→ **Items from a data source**
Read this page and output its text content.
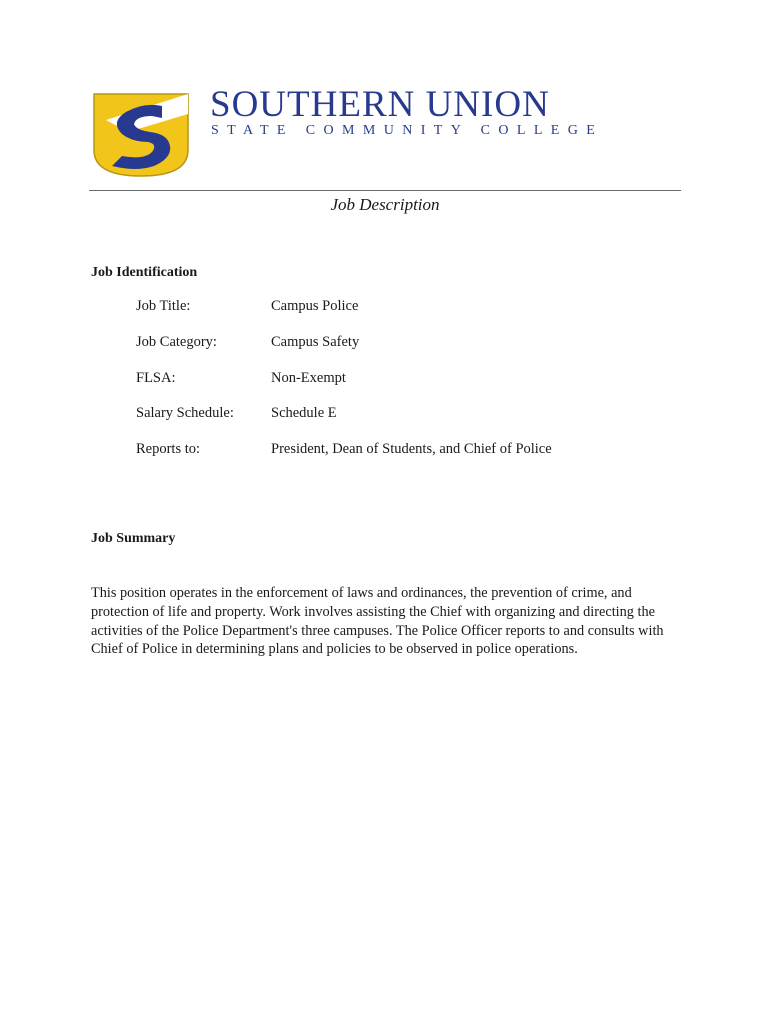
SOUTHERN UNION
STATE COMMUNITY COLLEGE
Job Description
Job Identification
Job Title:	Campus Police
Job Category:	Campus Safety
FLSA:	Non-Exempt
Salary Schedule:	Schedule E
Reports to:	President, Dean of Students, and Chief of Police
Job Summary
This position operates in the enforcement of laws and ordinances, the prevention of crime, and protection of life and property. Work involves assisting the Chief with organizing and directing the activities of the Police Department's three campuses. The Police Officer reports to and consults with Chief of Police in determining plans and policies to be observed in police operations.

→ **Given exercise**
Reproduce the material word for word. Any pictures should be left out of the copy.

→ **Answer to the problem**
Read this page and output its text content.
SOUTHERN UNION
STATE COMMUNITY COLLEGE
Job Description
Job Identification
Job Title:	Campus Police
Job Category:	Campus Safety
FLSA:	Non-Exempt
Salary Schedule:	Schedule E
Reports to:	President, Dean of Students, and Chief of Police
Job Summary
This position operates in the enforcement of laws and ordinances, the prevention of crime, and protection of life and property. Work involves assisting the Chief with organizing and directing the activities of the Police Department's three campuses. The Police Officer reports to and consults with Chief of Police in determining plans and policies to be observed in police operations.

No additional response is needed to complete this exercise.